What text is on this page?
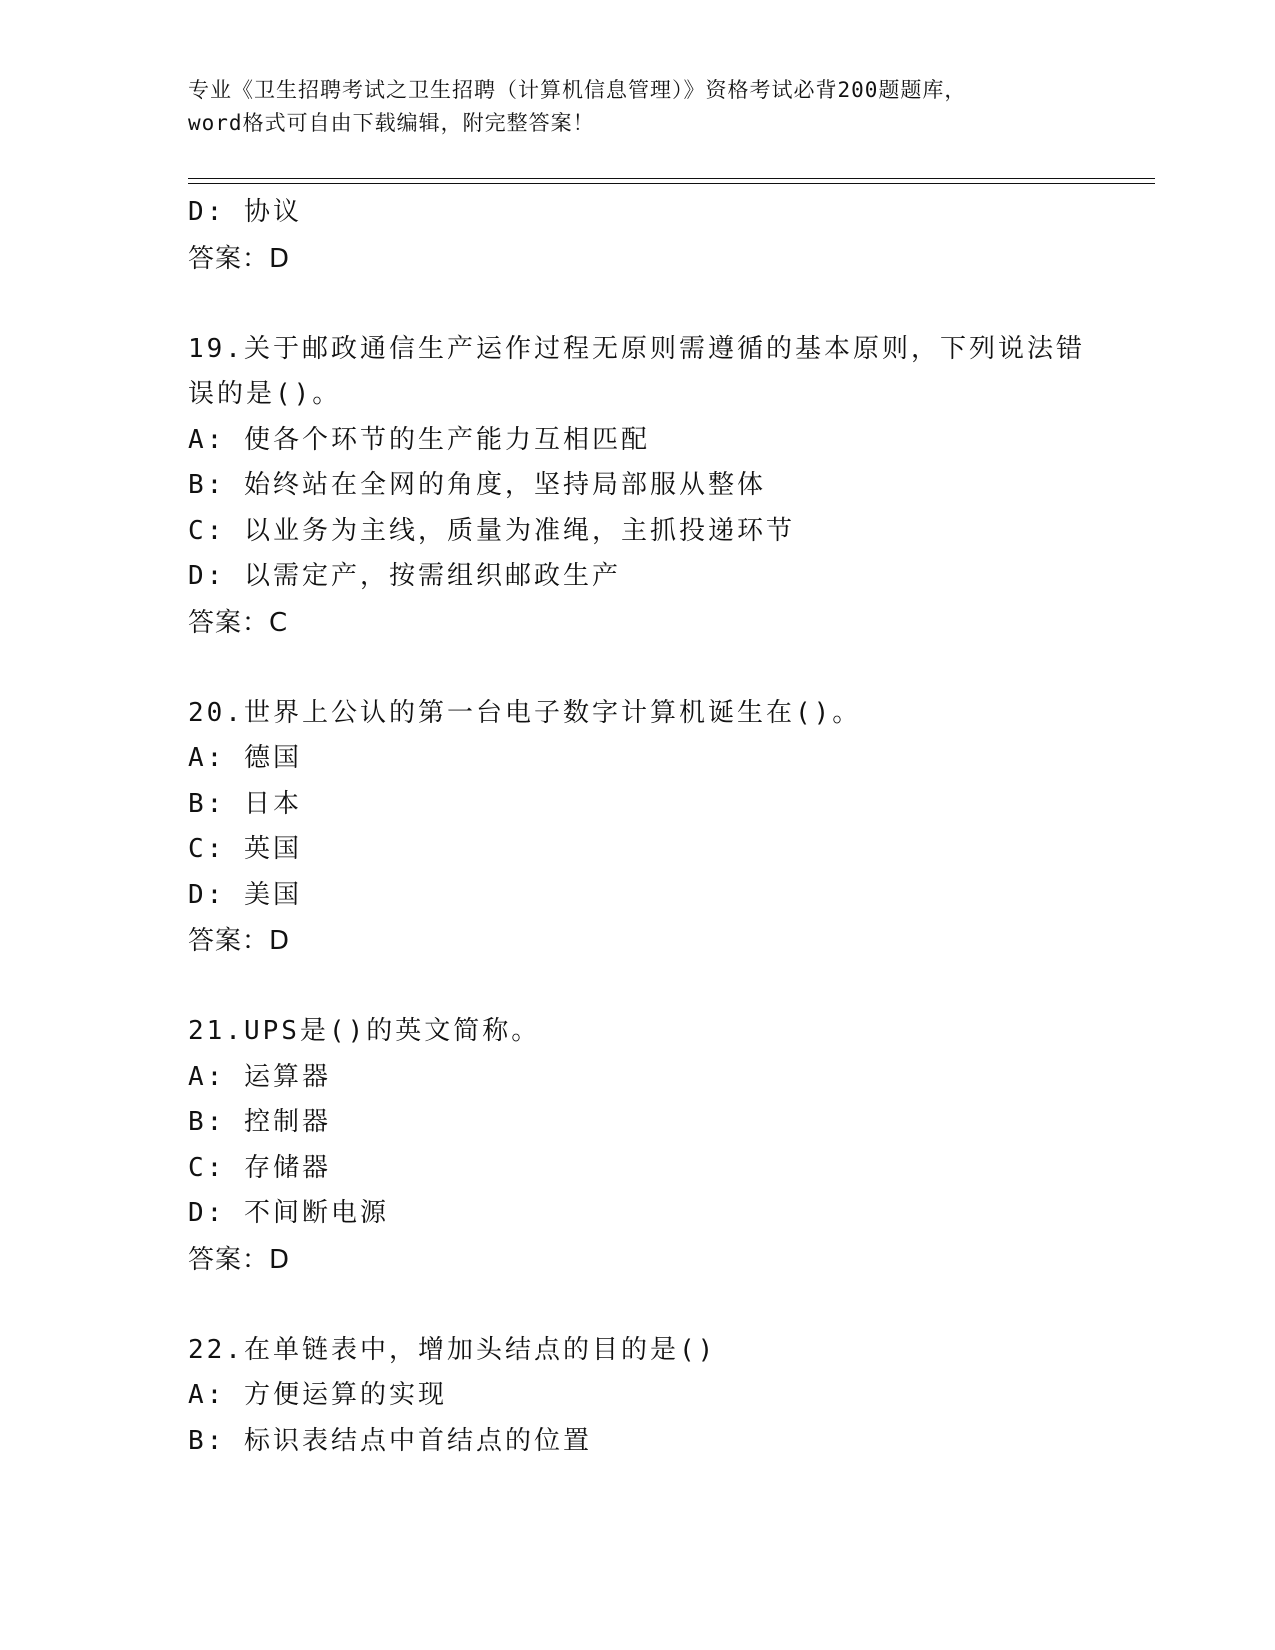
专业《卫生招聘考试之卫生招聘（计算机信息管理）》资格考试必背200题题库，
word格式可自由下载编辑，附完整答案！
D: 协议
答案：D
19.关于邮政通信生产运作过程无原则需遵循的基本原则，下列说法错
误的是()。
A: 使各个环节的生产能力互相匹配
B: 始终站在全网的角度，坚持局部服从整体
C: 以业务为主线，质量为准绳，主抓投递环节
D: 以需定产，按需组织邮政生产
答案：C
20.世界上公认的第一台电子数字计算机诞生在()。
A: 德国
B: 日本
C: 英国
D: 美国
答案：D
21.UPS是()的英文简称。
A: 运算器
B: 控制器
C: 存储器
D: 不间断电源
答案：D
22.在单链表中，增加头结点的目的是()
A: 方便运算的实现
B: 标识表结点中首结点的位置
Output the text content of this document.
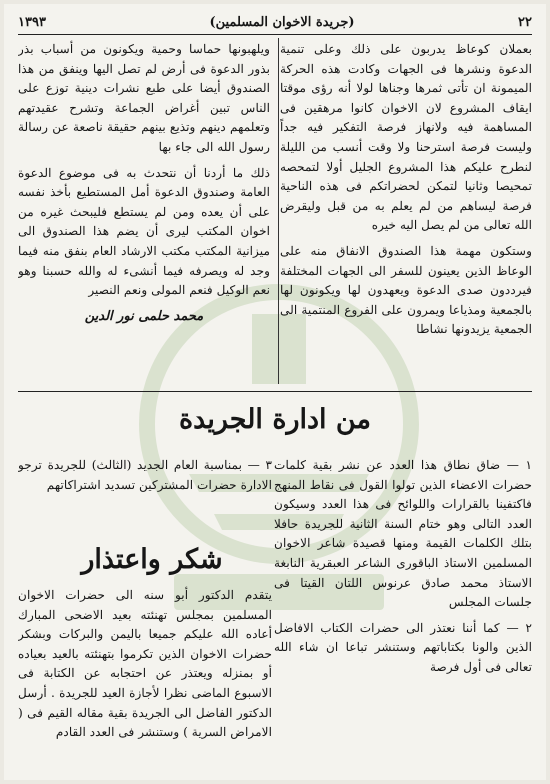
٢٢
(جريدة الاخوان المسلمين)
١٣٩٣

بعملان كوعاظ يدربون على ذلك وعلى تنمية الدعوة ونشرها فى الجهات وكادت هذه الحركة الميمونة ان تأتى ثمرها وجناها لولا أنه رؤى موقتا ايقاف المشروع لان الاخوان كانوا مرهقين فى المساهمة فيه ولانهاز فرصة التفكير فيه جداً وليست فرصة استرحنا ولا وقت أنسب من الليلة لنطرح عليكم هذا المشروع الجليل أولا لتمحصه تمحيصا وثانيا لتمكن لحضراتكم فى هذه الناحية فرصة ليساهم من لم يعلم به من قبل وليقرض الله تعالى من لم يصل اليه خيره

وستكون مهمة هذا الصندوق الانفاق منه على الوعاظ الذين يعينون للسفر الى الجهات المختلفة فيرددون صدى الدعوة ويعهدون لها ويكونون لها بالجمعية ومذياعا ويمرون على الفروع المنتمية الى الجمعية يزيدونها نشاطا

ويلهبونها حماسا وحمية ويكونون من أسباب بذر بذور الدعوة فى أرض لم تصل اليها وينفق من هذا الصندوق أيضا على طبع نشرات دينية توزع على الناس تبين أغراض الجماعة وتشرح عقيدتهم وتعلمهم دينهم وتذيع بينهم حقيقة ناصعة عن رسالة رسول الله الى جاء بها

ذلك ما أردنا أن نتحدث به فى موضوع الدعوة العامة وصندوق الدعوة أمل المستطيع بأخذ نفسه على أن يعده ومن لم يستطع فليبحث غيره من اخوان المكتب ليرى أن يضم هذا الصندوق الى ميزانية المكتب مكتب الارشاد العام بنفق منه فيما وجد له ويصرفه فيما أنشىء له والله حسبنا وهو نعم الوكيل فنعم المولى ونعم النصير

محمد حلمى نور الدين
من ادارة الجريدة

١ — ضاق نطاق هذا العدد عن نشر بقية كلمات حضرات الاعضاء الذين تولوا القول فى نقاط المنهج فاكتفينا بالقرارات واللوائح فى هذا العدد وسيكون العدد التالى وهو ختام السنة الثانية للجريدة حافلا بتلك الكلمات القيمة ومنها قصيدة شاعر الاخوان المسلمين الاستاذ الباقورى الشاعر العبقرية النابغة الاستاذ محمد صادق عرنوس اللتان القيتا فى جلسات المجلس

٢ — كما أننا نعتذر الى حضرات الكتاب الافاضل الذين والونا بكتاباتهم وستنشر تباعا ان شاء الله تعالى فى أول فرصة

٣ — بمناسبة العام الجديد (الثالث) للجريدة ترجو الادارة حضرات المشتركين تسديد اشتراكاتهم

شكر واعتذار

يتقدم الدكتور أبو سنه الى حضرات الاخوان المسلمين بمجلس تهنئته بعيد الاضحى المبارك أعاده الله عليكم جميعا باليمن والبركات وبشكر حضرات الاخوان الذين تكرموا بتهنئته بالعيد بعياده أو بمنزله ويعتذر عن احتجابه عن الكتابة فى الاسبوع الماضى نظرا لأجازة العيد للجريدة . أرسل الدكتور الفاضل الى الجريدة بقية مقاله القيم فى ( الامراض السرية ) وستنشر فى العدد القادم
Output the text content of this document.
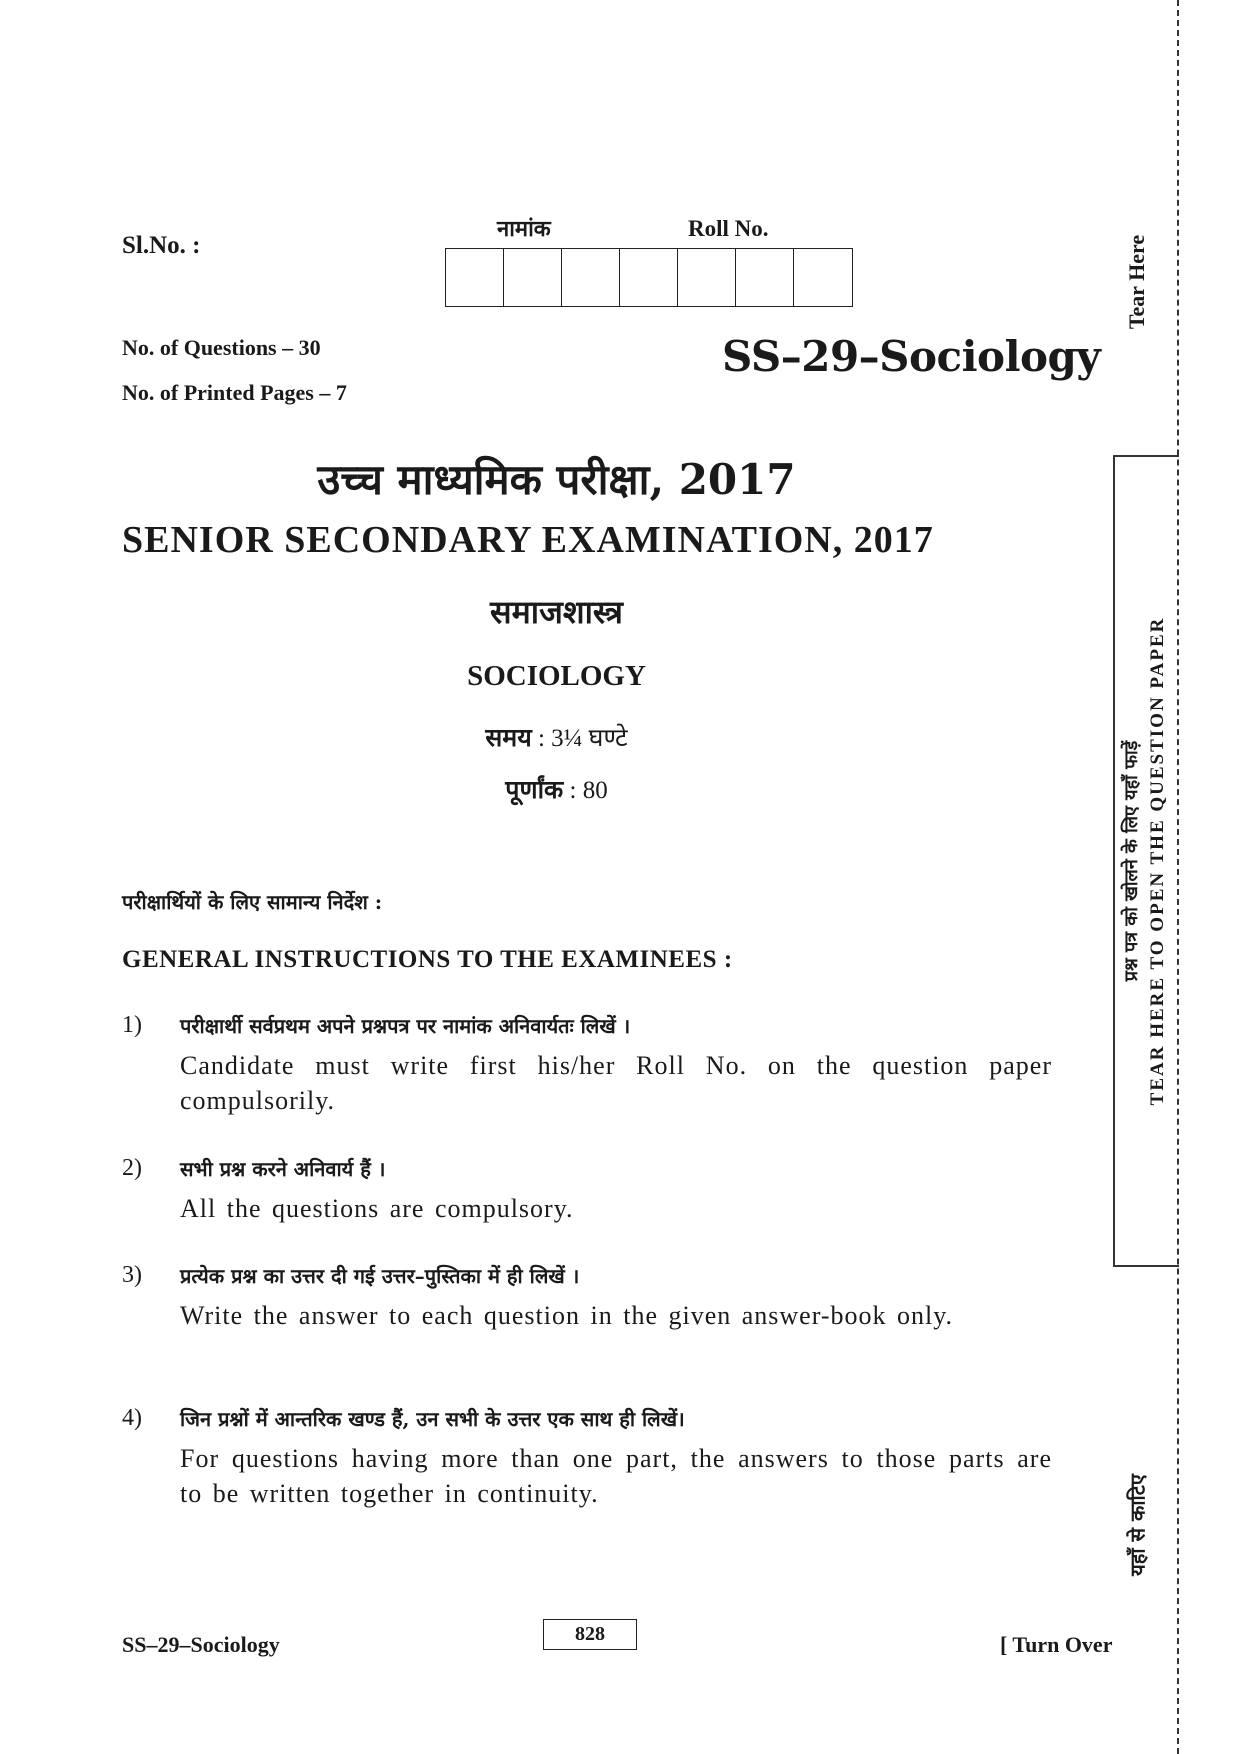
Sl.No. :
नामांक	Roll No.
No. of Questions – 30
No. of Printed Pages – 7
SS–29–Sociology
उच्च माध्यमिक परीक्षा, 2017
SENIOR SECONDARY EXAMINATION, 2017
समाजशास्त्र
SOCIOLOGY
समय : 3¼ घण्टे
पूर्णांक : 80
परीक्षार्थियों के लिए सामान्य निर्देश :
GENERAL INSTRUCTIONS TO THE EXAMINEES :
1) परीक्षार्थी सर्वप्रथम अपने प्रश्नपत्र पर नामांक अनिवार्यतः लिखें ।
Candidate must write first his/her Roll No. on the question paper compulsorily.
2) सभी प्रश्न करने अनिवार्य हैं ।
All the questions are compulsory.
3) प्रत्येक प्रश्न का उत्तर दी गई उत्तर–पुस्तिका में ही लिखें ।
Write the answer to each question in the given answer-book only.
4) जिन प्रश्नों में आन्तरिक खण्ड हैं, उन सभी के उत्तर एक साथ ही लिखें।
For questions having more than one part, the answers to those parts are to be written together in continuity.
SS–29–Sociology	828	[ Turn Over
प्रश्न पत्र को खोलने के लिए यहाँ फाड़ें TEAR HERE TO OPEN THE QUESTION PAPER
Tear Here
यहाँ से काटिए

What you need to do
Repeat each record exactly, with the pictures left out.

Solution for this exercise
What text is on this page?
专业《卫生招聘考试之卫生招聘（计算机信息管理）》资格考试必背200题题库，
word格式可自由下载编辑，附完整答案！
D: 协议
答案：D
19.关于邮政通信生产运作过程无原则需遵循的基本原则，下列说法错
误的是()。
A: 使各个环节的生产能力互相匹配
B: 始终站在全网的角度，坚持局部服从整体
C: 以业务为主线，质量为准绳，主抓投递环节
D: 以需定产，按需组织邮政生产
答案：C
20.世界上公认的第一台电子数字计算机诞生在()。
A: 德国
B: 日本
C: 英国
D: 美国
答案：D
21.UPS是()的英文简称。
A: 运算器
B: 控制器
C: 存储器
D: 不间断电源
答案：D
22.在单链表中，增加头结点的目的是()
A: 方便运算的实现
B: 标识表结点中首结点的位置
Output the text content of this document.
٢٢
(جريدة الاخوان المسلمين)
١٣٩٣

بعملان كوعاظ يدربون على ذلك وعلى تنمية الدعوة ونشرها فى الجهات وكادت هذه الحركة الميمونة ان تأتى ثمرها وجناها لولا أنه رؤى موقتا ايقاف المشروع لان الاخوان كانوا مرهقين فى المساهمة فيه ولانهاز فرصة التفكير فيه جداً وليست فرصة استرحنا ولا وقت أنسب من الليلة لنطرح عليكم هذا المشروع الجليل أولا لتمحصه تمحيصا وثانيا لتمكن لحضراتكم فى هذه الناحية فرصة ليساهم من لم يعلم به من قبل وليقرض الله تعالى من لم يصل اليه خيره

وستكون مهمة هذا الصندوق الانفاق منه على الوعاظ الذين يعينون للسفر الى الجهات المختلفة فيرددون صدى الدعوة ويعهدون لها ويكونون لها بالجمعية ومذياعا ويمرون على الفروع المنتمية الى الجمعية يزيدونها نشاطا

ويلهبونها حماسا وحمية ويكونون من أسباب بذر بذور الدعوة فى أرض لم تصل اليها وينفق من هذا الصندوق أيضا على طبع نشرات دينية توزع على الناس تبين أغراض الجماعة وتشرح عقيدتهم وتعلمهم دينهم وتذيع بينهم حقيقة ناصعة عن رسالة رسول الله الى جاء بها

ذلك ما أردنا أن نتحدث به فى موضوع الدعوة العامة وصندوق الدعوة أمل المستطيع بأخذ نفسه على أن يعده ومن لم يستطع فليبحث غيره من اخوان المكتب ليرى أن يضم هذا الصندوق الى ميزانية المكتب مكتب الارشاد العام بنفق منه فيما وجد له ويصرفه فيما أنشىء له والله حسبنا وهو نعم الوكيل فنعم المولى ونعم النصير

محمد حلمى نور الدين
من ادارة الجريدة

١ — ضاق نطاق هذا العدد عن نشر بقية كلمات حضرات الاعضاء الذين تولوا القول فى نقاط المنهج فاكتفينا بالقرارات واللوائح فى هذا العدد وسيكون العدد التالى وهو ختام السنة الثانية للجريدة حافلا بتلك الكلمات القيمة ومنها قصيدة شاعر الاخوان المسلمين الاستاذ الباقورى الشاعر العبقرية النابغة الاستاذ محمد صادق عرنوس اللتان القيتا فى جلسات المجلس

٢ — كما أننا نعتذر الى حضرات الكتاب الافاضل الذين والونا بكتاباتهم وستنشر تباعا ان شاء الله تعالى فى أول فرصة

٣ — بمناسبة العام الجديد (الثالث) للجريدة ترجو الادارة حضرات المشتركين تسديد اشتراكاتهم

شكر واعتذار

يتقدم الدكتور أبو سنه الى حضرات الاخوان المسلمين بمجلس تهنئته بعيد الاضحى المبارك أعاده الله عليكم جميعا باليمن والبركات وبشكر حضرات الاخوان الذين تكرموا بتهنئته بالعيد بعياده أو بمنزله ويعتذر عن احتجابه عن الكتابة فى الاسبوع الماضى نظرا لأجازة العيد للجريدة . أرسل الدكتور الفاضل الى الجريدة بقية مقاله القيم فى ( الامراض السرية ) وستنشر فى العدد القادم
Output the text content of this document.
Sl.No. :
नामांक	Roll No.
No. of Questions – 30
No. of Printed Pages – 7
SS–29–Sociology
उच्च माध्यमिक परीक्षा, 2017
SENIOR SECONDARY EXAMINATION, 2017
समाजशास्त्र
SOCIOLOGY
समय : 3¼ घण्टे
पूर्णांक : 80
परीक्षार्थियों के लिए सामान्य निर्देश :
GENERAL INSTRUCTIONS TO THE EXAMINEES :
1) परीक्षार्थी सर्वप्रथम अपने प्रश्नपत्र पर नामांक अनिवार्यतः लिखें ।
Candidate must write first his/her Roll No. on the question paper compulsorily.
2) सभी प्रश्न करने अनिवार्य हैं ।
All the questions are compulsory.
3) प्रत्येक प्रश्न का उत्तर दी गई उत्तर–पुस्तिका में ही लिखें ।
Write the answer to each question in the given answer-book only.
4) जिन प्रश्नों में आन्तरिक खण्ड हैं, उन सभी के उत्तर एक साथ ही लिखें।
For questions having more than one part, the answers to those parts are to be written together in continuity.
SS–29–Sociology	828	[ Turn Over
प्रश्न पत्र को खोलने के लिए यहाँ फाड़ें TEAR HERE TO OPEN THE QUESTION PAPER
Tear Here
यहाँ से काटिए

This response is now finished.